— BEGIN EXTRACTED RECORDS —

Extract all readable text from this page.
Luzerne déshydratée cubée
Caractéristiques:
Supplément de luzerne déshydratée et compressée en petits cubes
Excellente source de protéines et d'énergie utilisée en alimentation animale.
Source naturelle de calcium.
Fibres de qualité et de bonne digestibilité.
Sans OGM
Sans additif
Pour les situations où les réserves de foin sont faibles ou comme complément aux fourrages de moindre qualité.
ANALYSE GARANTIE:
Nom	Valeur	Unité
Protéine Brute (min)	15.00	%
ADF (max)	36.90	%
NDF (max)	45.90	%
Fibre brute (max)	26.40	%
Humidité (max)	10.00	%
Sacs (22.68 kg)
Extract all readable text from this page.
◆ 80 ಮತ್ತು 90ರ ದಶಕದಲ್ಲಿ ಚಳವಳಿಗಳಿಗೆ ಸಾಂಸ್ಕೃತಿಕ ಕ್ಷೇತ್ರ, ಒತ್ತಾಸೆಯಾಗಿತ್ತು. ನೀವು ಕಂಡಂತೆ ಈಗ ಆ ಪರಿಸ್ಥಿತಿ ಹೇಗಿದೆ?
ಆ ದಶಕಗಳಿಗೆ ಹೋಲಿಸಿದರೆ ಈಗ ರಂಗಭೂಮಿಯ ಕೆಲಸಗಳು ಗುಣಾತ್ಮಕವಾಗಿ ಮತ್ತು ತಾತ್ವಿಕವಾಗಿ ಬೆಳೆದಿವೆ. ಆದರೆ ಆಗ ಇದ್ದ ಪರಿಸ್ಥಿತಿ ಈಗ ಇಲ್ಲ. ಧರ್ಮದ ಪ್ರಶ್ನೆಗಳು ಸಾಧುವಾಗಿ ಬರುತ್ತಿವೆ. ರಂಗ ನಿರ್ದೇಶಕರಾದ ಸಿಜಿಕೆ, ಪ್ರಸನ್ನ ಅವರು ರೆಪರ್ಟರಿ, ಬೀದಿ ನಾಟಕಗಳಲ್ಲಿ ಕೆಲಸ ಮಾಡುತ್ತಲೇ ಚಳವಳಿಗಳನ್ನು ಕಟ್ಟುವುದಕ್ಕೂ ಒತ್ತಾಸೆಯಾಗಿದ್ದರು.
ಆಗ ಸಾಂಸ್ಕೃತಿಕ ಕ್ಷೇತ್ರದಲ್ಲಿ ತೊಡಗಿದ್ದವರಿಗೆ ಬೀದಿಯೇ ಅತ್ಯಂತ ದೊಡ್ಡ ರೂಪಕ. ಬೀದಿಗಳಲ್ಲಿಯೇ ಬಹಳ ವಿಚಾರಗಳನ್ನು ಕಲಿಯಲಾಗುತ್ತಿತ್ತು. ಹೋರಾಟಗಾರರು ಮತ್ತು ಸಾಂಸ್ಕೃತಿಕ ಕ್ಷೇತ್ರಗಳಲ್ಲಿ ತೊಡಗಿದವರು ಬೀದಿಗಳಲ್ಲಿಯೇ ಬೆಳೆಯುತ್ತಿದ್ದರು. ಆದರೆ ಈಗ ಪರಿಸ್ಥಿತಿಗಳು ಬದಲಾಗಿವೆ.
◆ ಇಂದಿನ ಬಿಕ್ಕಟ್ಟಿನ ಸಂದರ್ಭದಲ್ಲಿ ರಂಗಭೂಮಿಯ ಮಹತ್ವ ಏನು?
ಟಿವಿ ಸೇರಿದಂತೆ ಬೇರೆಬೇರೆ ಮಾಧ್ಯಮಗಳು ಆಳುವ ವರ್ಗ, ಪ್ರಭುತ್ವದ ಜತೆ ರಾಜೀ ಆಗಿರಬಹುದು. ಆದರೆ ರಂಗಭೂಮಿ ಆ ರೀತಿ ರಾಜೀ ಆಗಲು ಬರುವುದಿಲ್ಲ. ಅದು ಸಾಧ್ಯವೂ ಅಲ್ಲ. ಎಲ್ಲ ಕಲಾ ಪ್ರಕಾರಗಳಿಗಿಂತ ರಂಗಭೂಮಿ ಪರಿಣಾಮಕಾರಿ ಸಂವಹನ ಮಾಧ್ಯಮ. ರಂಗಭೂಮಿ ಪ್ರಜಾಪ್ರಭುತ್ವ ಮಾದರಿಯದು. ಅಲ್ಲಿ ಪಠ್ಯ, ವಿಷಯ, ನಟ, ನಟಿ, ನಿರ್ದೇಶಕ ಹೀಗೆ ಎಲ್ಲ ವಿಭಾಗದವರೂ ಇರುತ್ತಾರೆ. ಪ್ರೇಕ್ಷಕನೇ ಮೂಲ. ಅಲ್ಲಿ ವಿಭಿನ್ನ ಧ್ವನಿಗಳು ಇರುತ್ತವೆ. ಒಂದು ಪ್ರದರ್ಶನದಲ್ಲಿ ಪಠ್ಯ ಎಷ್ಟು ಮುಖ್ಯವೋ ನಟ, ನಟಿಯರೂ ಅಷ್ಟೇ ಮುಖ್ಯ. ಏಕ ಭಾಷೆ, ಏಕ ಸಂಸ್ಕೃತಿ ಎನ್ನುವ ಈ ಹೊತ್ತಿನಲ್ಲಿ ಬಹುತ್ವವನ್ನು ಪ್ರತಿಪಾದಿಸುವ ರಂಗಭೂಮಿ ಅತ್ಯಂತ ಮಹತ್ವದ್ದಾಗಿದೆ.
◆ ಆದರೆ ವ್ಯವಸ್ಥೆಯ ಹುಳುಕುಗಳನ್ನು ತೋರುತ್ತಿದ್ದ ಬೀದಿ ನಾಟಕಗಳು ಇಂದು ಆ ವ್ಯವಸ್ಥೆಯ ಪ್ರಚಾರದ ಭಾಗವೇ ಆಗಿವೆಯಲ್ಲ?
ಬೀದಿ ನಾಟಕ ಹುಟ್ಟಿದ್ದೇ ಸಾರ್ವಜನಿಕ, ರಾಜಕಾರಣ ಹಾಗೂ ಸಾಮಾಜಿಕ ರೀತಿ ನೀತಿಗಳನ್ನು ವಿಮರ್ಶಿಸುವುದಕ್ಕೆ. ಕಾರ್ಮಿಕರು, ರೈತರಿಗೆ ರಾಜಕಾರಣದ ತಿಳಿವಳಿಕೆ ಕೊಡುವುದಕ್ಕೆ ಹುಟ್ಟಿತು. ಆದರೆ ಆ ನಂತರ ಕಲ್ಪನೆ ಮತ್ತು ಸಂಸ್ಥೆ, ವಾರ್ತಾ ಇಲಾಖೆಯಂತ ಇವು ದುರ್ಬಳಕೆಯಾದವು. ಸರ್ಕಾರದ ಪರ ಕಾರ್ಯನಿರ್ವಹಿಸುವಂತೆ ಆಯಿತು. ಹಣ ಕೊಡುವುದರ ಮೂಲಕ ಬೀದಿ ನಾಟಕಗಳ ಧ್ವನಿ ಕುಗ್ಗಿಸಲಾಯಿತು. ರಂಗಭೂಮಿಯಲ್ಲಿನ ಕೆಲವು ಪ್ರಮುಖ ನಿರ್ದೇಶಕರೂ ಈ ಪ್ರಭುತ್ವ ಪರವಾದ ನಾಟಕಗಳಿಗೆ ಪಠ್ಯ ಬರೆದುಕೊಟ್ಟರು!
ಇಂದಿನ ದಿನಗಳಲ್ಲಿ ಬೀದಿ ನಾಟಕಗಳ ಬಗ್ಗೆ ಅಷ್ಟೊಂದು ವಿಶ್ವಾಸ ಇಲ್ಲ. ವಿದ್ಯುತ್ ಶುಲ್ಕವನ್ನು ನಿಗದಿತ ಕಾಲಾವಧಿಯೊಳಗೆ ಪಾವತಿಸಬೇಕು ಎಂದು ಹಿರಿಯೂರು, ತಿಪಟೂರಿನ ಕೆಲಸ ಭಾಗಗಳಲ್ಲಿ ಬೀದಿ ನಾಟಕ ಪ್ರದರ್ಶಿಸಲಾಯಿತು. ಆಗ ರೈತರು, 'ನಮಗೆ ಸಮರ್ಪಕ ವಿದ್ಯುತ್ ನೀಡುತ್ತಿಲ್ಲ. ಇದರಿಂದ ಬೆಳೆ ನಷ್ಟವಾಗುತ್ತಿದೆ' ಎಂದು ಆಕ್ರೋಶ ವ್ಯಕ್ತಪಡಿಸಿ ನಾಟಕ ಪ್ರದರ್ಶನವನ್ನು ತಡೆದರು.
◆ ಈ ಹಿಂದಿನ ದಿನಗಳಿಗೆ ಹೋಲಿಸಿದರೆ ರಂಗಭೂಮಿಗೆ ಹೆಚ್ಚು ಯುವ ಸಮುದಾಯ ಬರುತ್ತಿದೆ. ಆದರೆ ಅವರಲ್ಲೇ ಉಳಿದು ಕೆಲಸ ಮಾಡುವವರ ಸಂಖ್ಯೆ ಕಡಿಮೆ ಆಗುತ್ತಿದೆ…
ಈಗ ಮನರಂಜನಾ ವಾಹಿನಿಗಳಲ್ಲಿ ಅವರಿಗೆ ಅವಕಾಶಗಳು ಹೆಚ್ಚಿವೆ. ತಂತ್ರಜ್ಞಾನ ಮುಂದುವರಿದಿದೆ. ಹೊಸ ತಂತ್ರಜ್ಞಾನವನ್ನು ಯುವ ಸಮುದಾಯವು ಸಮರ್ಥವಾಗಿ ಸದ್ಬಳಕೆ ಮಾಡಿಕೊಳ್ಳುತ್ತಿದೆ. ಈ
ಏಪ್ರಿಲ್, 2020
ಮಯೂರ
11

— END EXTRACTED RECORDS —

- _EXERCISE GOAL_: Lines containing the word "déshydratée" must all be returned from the material above.

- _OUTPUT BELOW_:
Luzerne déshydratée cubée
Supplément de luzerne déshydratée et compressée en petits cubes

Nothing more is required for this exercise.